## What you have to do
Within the data below, state how many lines contain the string "інвентаризації". Provide the number only.

------ Stored records

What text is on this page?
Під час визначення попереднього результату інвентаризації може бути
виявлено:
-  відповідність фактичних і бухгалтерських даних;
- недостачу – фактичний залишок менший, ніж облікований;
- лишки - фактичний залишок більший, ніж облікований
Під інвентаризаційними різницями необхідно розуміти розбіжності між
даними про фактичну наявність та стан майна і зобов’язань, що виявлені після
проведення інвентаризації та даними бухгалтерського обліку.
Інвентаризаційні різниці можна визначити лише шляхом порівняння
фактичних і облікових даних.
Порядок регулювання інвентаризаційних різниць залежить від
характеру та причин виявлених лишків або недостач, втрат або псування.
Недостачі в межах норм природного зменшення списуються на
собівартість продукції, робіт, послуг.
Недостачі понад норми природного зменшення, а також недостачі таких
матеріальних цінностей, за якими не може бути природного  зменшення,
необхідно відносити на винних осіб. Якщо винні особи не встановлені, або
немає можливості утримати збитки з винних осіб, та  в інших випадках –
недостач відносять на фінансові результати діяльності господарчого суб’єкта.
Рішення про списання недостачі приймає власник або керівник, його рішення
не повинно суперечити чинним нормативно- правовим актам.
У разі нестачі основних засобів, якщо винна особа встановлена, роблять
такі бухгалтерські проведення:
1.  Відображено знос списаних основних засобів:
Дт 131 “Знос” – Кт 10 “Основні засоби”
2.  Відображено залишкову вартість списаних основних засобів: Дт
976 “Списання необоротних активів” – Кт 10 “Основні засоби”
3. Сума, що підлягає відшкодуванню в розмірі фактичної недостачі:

------------
------ Stored records

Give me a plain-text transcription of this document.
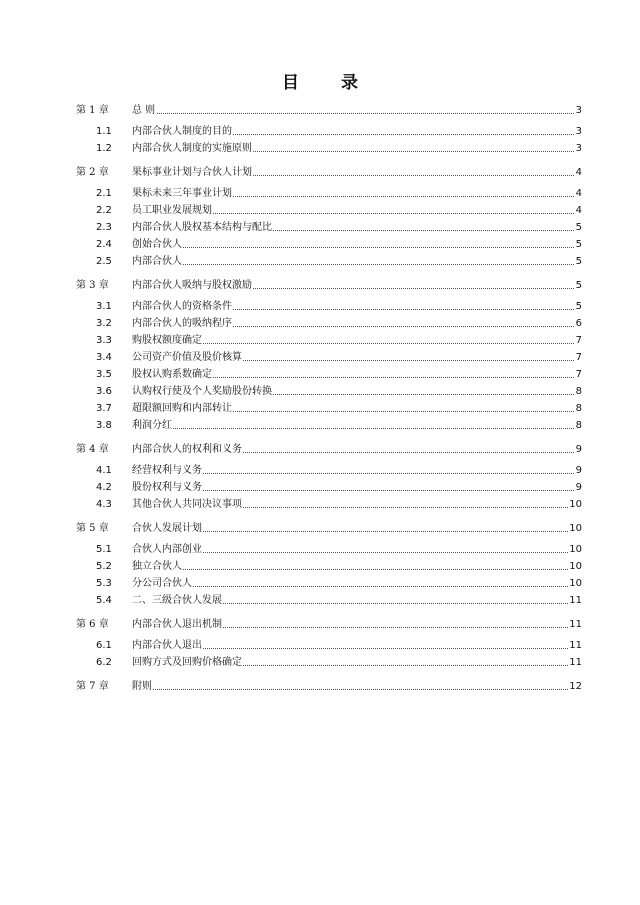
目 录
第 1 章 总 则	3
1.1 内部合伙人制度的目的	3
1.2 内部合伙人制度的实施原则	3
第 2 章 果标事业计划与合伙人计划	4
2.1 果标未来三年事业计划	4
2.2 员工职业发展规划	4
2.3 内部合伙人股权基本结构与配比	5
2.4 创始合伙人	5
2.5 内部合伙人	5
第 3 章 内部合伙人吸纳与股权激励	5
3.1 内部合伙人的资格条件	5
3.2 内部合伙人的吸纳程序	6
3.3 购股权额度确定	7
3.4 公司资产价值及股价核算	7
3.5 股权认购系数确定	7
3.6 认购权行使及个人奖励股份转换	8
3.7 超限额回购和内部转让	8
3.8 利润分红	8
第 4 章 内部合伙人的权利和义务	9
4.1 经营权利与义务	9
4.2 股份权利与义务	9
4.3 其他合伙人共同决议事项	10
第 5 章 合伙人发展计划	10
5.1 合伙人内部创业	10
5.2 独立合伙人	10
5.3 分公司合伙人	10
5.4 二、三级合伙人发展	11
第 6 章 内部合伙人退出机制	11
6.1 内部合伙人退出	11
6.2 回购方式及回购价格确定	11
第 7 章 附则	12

------------

## Solution for this problem
2